+++ INPUT ROWS

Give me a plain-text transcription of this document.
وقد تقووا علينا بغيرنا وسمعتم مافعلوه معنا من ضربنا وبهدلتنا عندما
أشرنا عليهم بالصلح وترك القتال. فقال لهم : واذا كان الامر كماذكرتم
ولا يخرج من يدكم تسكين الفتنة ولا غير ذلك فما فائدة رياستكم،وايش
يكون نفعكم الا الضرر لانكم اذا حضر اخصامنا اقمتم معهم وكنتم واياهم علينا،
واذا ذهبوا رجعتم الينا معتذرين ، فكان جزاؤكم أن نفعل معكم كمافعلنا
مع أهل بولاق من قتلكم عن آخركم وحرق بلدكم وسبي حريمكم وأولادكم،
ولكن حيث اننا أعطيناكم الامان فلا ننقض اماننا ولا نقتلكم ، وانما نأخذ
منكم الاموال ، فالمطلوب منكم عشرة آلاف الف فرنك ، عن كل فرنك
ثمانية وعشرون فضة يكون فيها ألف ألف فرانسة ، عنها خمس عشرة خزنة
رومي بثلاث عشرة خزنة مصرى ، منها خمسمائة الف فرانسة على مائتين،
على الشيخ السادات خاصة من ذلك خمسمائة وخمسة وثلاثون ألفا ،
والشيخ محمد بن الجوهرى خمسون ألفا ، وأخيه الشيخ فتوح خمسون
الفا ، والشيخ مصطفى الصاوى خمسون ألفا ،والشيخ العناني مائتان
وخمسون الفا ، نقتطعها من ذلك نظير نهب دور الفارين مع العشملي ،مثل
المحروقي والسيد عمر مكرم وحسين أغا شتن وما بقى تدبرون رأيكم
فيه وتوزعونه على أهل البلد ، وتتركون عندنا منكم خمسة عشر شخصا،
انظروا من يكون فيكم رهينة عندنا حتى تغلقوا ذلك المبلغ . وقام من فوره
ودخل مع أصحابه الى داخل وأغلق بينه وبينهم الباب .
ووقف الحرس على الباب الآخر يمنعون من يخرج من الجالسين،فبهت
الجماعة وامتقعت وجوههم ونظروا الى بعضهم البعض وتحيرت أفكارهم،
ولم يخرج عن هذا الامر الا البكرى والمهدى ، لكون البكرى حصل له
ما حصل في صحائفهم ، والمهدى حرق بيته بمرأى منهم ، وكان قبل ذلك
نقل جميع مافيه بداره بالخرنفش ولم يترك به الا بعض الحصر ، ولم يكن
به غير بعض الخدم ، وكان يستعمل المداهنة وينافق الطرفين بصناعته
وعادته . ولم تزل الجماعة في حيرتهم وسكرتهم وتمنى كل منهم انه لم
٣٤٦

++++++
+++ INPUT ROWS

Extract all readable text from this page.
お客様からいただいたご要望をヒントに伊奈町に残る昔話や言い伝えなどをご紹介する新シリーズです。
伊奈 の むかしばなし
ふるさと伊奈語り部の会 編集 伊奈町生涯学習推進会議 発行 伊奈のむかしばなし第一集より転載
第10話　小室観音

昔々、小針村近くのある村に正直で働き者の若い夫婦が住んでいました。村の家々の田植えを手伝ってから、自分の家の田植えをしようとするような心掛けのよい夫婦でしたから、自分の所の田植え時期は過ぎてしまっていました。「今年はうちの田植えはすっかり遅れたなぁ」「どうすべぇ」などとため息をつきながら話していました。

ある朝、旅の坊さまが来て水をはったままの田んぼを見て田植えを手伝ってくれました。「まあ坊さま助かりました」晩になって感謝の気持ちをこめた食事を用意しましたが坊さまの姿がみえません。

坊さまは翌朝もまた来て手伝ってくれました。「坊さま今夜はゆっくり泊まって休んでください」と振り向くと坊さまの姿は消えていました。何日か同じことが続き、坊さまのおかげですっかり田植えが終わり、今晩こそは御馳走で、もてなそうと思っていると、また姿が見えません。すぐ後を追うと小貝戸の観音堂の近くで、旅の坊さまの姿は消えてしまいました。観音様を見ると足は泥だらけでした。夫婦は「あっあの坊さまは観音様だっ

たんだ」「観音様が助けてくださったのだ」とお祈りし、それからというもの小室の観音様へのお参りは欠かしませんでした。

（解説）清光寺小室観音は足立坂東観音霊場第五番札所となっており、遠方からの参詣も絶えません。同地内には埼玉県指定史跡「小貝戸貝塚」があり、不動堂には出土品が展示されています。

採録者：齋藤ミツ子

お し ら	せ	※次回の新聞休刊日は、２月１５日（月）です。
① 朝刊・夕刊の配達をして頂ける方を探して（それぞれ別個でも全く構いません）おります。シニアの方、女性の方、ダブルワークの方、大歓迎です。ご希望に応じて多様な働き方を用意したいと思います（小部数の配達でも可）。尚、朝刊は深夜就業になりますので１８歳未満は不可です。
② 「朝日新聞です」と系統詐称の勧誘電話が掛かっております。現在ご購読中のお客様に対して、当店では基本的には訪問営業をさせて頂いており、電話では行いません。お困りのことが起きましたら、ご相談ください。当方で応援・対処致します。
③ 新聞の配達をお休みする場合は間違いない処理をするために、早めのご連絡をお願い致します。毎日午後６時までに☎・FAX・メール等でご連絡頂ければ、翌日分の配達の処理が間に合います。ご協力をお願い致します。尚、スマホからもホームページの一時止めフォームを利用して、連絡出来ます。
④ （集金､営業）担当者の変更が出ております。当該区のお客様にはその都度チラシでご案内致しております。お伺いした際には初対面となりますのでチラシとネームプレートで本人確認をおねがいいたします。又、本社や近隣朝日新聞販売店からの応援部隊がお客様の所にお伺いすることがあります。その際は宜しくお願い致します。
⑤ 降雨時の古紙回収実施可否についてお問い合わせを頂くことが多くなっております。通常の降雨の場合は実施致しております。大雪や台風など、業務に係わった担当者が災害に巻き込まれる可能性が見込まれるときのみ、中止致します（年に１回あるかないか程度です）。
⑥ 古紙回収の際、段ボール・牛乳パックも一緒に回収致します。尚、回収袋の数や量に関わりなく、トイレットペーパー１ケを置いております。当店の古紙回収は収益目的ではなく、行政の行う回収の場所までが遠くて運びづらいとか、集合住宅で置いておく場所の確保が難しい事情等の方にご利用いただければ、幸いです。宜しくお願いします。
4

++++++

- PROBLEM -
Look through the material above. Copy each line where the word "والشيخ" appears.

- RESPONSE TO THE TASK -
والشيخ محمد بن الجوهرى خمسون ألفا ، وأخيه الشيخ فتوح خمسون
الفا ، والشيخ مصطفى الصاوى خمسون ألفا ،والشيخ العناني مائتان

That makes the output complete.